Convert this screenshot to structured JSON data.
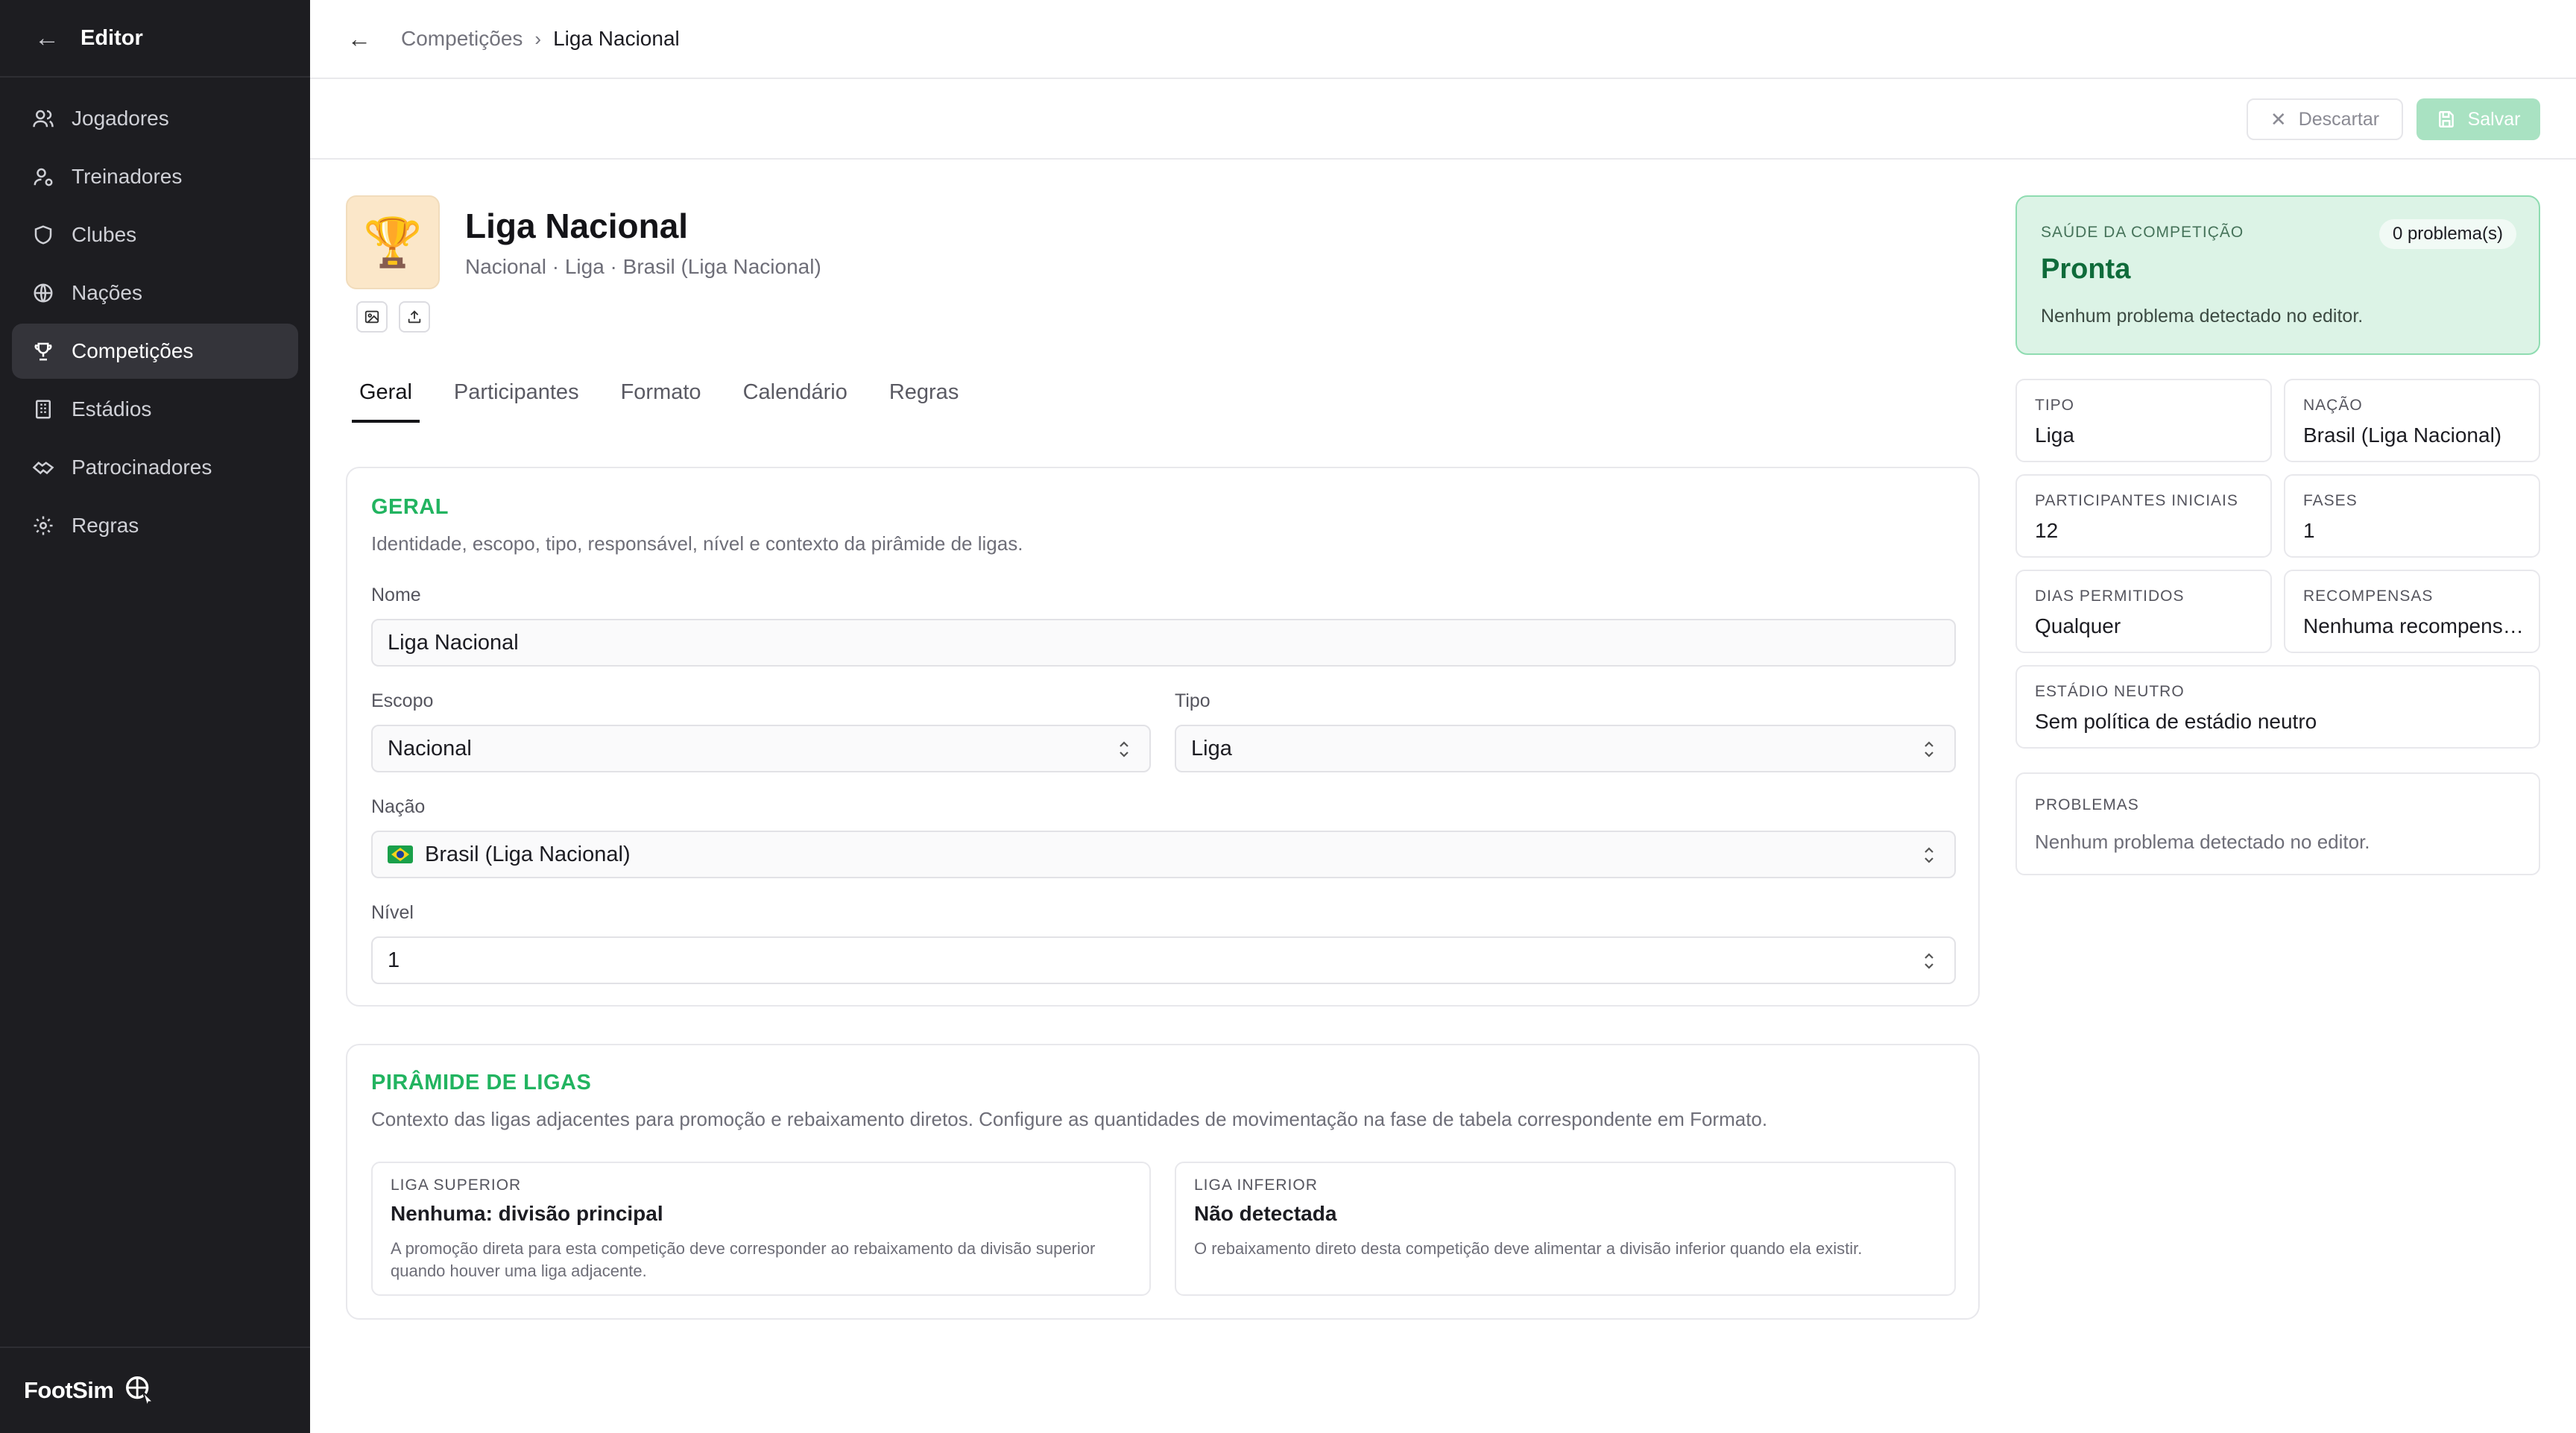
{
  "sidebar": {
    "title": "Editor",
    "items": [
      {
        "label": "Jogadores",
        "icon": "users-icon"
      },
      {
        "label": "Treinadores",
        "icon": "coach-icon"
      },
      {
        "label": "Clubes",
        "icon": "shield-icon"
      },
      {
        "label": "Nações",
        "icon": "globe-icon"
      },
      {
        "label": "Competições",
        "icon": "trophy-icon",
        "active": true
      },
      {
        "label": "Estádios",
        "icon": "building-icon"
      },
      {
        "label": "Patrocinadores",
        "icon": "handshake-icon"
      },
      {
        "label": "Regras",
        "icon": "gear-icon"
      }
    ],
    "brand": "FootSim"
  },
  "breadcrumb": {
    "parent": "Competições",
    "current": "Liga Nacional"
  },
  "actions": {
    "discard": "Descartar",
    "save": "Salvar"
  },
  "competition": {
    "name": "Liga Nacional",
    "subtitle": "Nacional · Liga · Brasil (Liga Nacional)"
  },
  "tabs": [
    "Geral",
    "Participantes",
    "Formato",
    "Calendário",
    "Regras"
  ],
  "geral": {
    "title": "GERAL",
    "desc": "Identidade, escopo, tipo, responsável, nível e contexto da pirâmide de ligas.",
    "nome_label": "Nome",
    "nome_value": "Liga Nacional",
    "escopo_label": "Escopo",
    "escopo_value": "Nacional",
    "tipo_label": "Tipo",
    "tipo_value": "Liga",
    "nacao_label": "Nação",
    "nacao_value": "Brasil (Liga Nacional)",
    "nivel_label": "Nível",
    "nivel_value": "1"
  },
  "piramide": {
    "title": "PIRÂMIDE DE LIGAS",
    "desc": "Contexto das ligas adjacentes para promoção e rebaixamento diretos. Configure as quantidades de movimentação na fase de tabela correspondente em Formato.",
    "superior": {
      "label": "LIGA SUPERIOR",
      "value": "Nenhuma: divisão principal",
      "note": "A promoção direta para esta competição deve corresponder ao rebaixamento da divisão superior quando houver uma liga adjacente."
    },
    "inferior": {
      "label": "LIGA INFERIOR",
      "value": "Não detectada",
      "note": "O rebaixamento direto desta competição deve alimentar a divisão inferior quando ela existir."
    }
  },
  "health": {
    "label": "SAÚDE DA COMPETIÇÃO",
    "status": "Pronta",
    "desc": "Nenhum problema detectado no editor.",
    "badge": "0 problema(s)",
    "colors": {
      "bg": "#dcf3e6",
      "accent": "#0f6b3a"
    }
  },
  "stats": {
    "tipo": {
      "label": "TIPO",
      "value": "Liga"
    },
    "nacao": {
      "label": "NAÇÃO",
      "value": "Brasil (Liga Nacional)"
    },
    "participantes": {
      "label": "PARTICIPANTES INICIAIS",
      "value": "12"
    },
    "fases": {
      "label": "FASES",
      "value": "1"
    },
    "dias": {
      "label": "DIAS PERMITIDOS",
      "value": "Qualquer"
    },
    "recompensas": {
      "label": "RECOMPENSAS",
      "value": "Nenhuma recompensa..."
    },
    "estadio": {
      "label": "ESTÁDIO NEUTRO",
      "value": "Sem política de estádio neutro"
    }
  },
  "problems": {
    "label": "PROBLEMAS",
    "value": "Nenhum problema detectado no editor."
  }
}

* * *

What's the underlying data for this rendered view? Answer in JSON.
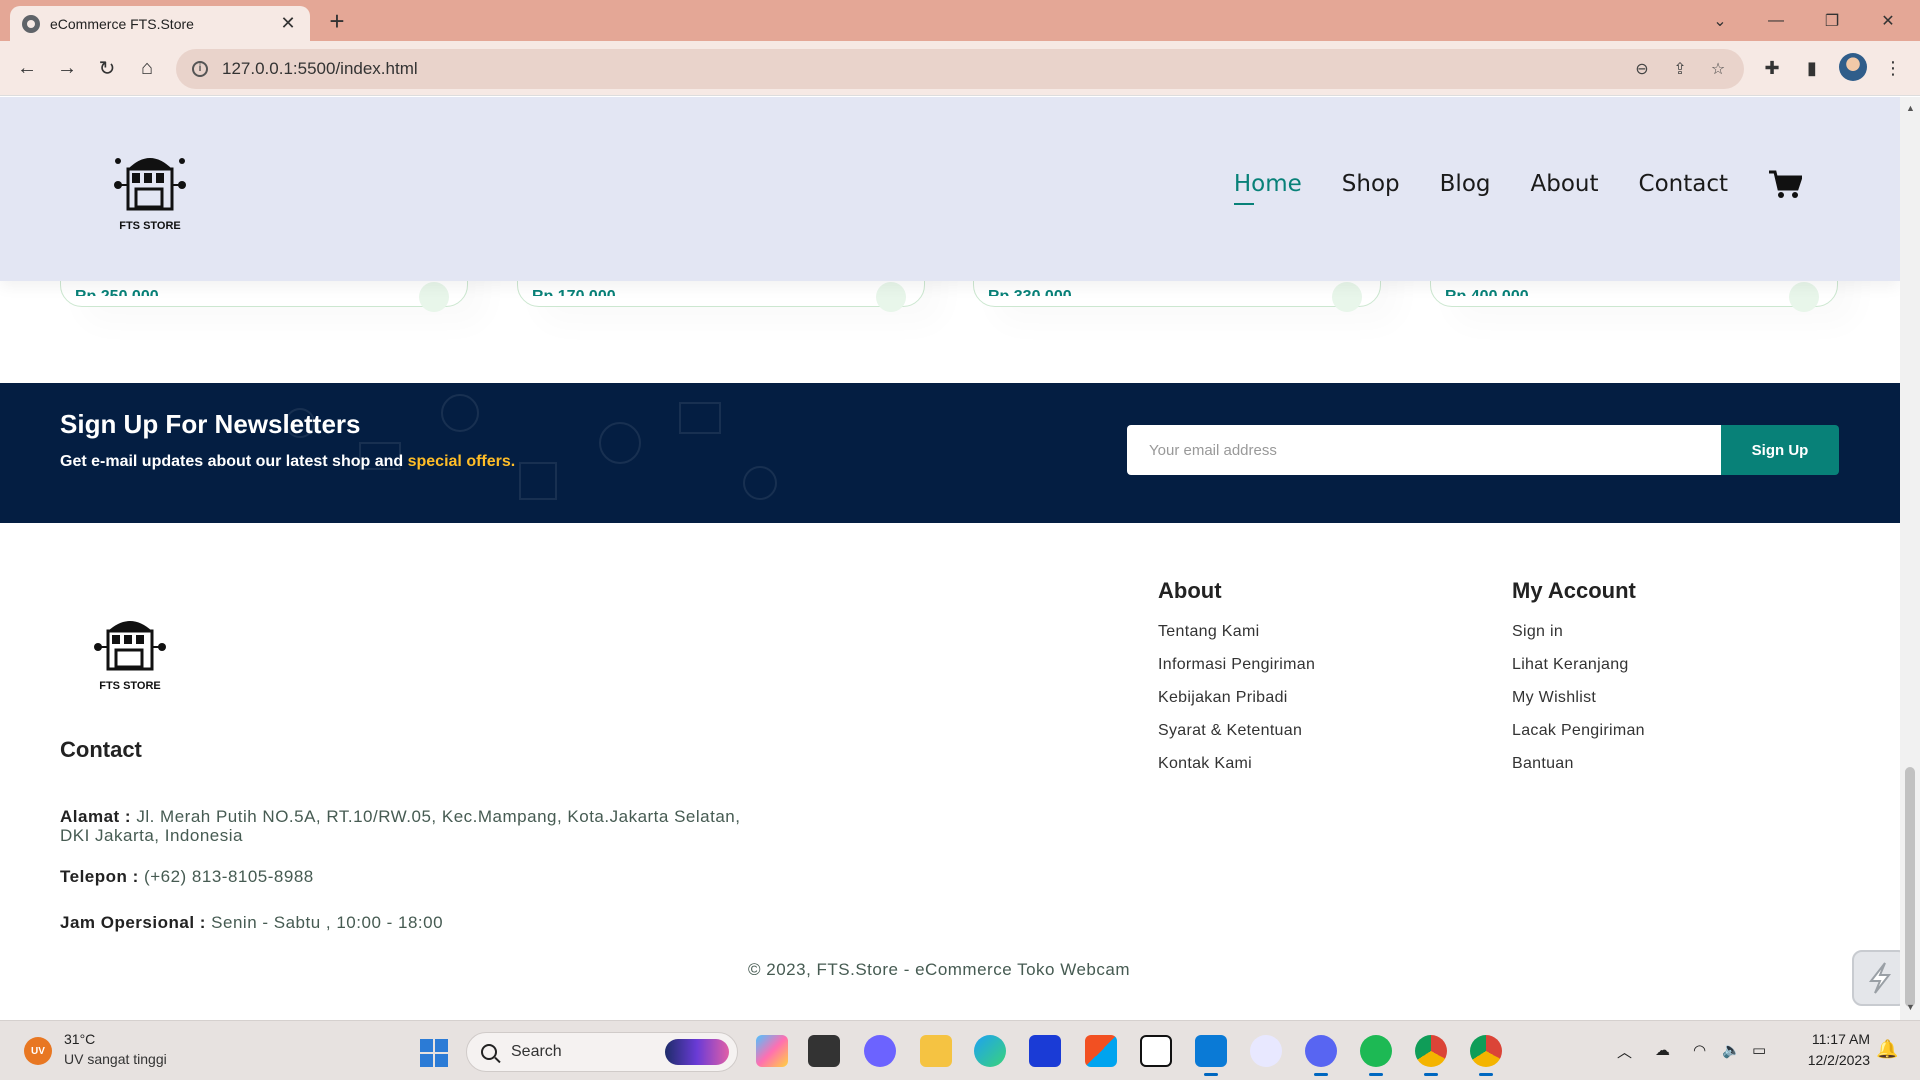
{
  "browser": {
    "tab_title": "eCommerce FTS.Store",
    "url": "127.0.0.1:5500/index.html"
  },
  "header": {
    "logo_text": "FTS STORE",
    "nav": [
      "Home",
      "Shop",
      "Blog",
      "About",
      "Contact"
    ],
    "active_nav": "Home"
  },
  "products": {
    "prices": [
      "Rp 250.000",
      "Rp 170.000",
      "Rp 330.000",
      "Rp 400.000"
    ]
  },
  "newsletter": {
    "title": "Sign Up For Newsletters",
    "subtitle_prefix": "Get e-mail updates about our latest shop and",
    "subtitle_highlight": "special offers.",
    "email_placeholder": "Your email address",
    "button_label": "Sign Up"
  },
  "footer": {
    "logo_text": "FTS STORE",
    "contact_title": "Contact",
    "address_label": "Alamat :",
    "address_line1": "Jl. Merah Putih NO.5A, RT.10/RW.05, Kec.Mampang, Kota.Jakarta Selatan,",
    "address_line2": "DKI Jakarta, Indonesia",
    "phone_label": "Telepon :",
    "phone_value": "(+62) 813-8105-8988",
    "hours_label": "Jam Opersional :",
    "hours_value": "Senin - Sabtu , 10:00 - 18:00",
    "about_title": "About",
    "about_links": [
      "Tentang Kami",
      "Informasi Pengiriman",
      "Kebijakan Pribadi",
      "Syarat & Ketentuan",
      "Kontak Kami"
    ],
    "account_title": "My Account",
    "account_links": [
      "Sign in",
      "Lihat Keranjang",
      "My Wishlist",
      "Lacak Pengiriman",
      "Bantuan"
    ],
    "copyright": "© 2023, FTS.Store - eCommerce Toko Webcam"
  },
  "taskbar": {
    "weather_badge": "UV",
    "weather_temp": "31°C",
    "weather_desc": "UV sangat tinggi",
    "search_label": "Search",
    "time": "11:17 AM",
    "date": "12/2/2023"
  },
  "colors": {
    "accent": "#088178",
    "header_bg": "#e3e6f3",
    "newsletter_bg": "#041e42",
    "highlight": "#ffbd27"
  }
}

WRITTEN INSTRUCTION → Gather each line holding the string "Pengiriman".

OUTPUT →
      "Informasi Pengiriman",
      "Lacak Pengiriman",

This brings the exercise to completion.